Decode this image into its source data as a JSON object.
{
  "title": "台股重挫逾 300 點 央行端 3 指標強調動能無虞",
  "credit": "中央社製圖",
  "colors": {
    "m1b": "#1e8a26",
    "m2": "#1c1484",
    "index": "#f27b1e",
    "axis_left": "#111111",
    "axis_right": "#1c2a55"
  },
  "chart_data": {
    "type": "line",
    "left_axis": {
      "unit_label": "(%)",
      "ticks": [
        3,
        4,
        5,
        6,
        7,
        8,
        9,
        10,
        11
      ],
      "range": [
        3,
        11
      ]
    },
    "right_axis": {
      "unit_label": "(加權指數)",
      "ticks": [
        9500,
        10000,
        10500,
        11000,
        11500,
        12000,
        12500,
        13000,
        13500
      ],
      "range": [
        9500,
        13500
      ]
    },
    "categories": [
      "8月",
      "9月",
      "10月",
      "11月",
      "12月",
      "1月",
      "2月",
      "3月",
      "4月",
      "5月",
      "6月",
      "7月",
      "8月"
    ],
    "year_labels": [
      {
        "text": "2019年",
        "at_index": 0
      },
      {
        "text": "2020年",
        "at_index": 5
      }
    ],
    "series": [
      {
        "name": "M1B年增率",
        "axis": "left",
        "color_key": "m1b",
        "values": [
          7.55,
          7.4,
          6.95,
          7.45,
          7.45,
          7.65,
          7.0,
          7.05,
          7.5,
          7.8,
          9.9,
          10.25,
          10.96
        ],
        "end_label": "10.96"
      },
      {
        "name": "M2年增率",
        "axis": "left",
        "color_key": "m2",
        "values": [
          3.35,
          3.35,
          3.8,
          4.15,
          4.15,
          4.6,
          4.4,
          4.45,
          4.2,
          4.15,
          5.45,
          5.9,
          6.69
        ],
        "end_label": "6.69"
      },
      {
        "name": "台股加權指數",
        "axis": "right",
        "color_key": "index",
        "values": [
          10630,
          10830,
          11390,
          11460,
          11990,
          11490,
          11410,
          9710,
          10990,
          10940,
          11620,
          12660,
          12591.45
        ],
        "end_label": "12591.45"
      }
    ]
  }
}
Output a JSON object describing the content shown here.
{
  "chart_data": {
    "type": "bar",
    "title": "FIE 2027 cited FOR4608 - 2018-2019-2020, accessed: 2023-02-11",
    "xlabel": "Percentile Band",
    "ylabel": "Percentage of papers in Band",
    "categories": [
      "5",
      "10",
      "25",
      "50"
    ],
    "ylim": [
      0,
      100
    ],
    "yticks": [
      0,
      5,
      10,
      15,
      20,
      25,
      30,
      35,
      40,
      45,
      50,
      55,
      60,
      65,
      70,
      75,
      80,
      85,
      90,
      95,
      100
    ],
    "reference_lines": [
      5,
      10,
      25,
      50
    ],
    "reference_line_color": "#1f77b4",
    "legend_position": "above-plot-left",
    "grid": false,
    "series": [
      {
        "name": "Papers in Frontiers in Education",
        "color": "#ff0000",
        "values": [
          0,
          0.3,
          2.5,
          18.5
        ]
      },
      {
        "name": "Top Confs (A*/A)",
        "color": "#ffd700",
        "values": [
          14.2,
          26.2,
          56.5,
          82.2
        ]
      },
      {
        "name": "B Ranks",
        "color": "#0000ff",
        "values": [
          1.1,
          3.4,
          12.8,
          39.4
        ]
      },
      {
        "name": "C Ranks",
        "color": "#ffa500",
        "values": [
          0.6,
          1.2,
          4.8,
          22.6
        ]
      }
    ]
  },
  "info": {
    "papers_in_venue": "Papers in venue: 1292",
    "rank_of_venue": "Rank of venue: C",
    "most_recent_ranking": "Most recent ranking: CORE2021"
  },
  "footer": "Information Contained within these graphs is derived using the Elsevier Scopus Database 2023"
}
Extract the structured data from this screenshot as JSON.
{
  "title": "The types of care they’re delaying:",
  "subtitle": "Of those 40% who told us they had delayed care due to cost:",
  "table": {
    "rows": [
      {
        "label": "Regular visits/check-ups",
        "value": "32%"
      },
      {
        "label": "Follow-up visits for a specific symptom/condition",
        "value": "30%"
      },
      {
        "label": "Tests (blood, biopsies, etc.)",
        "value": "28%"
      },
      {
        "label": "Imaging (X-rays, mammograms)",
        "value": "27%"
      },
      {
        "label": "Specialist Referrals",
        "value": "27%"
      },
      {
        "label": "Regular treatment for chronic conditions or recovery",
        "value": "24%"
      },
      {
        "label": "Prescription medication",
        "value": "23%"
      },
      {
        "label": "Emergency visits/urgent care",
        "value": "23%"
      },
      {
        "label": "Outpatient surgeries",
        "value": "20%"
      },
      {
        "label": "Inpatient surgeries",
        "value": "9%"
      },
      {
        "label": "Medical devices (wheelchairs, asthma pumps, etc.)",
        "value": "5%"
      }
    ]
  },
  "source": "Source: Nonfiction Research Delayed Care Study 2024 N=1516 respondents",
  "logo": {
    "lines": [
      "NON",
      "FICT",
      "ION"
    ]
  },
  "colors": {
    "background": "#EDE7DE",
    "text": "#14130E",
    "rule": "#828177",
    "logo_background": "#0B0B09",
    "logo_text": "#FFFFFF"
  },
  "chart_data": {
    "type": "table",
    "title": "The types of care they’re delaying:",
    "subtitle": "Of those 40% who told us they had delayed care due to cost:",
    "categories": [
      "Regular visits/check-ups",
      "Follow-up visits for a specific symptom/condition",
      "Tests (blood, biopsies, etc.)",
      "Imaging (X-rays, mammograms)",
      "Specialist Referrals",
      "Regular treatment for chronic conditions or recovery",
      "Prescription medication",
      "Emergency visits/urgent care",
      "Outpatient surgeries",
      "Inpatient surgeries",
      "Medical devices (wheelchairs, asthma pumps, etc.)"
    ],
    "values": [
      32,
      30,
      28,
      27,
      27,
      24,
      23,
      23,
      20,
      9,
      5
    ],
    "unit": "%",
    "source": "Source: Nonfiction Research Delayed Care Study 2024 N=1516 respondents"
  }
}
* * * * * * *
**Direction**
Using the entries above, find all lines with "object". Copy them.

**Correct result**
Decode this image into its source data as a JSON object.
Output a JSON object describing the content shown here.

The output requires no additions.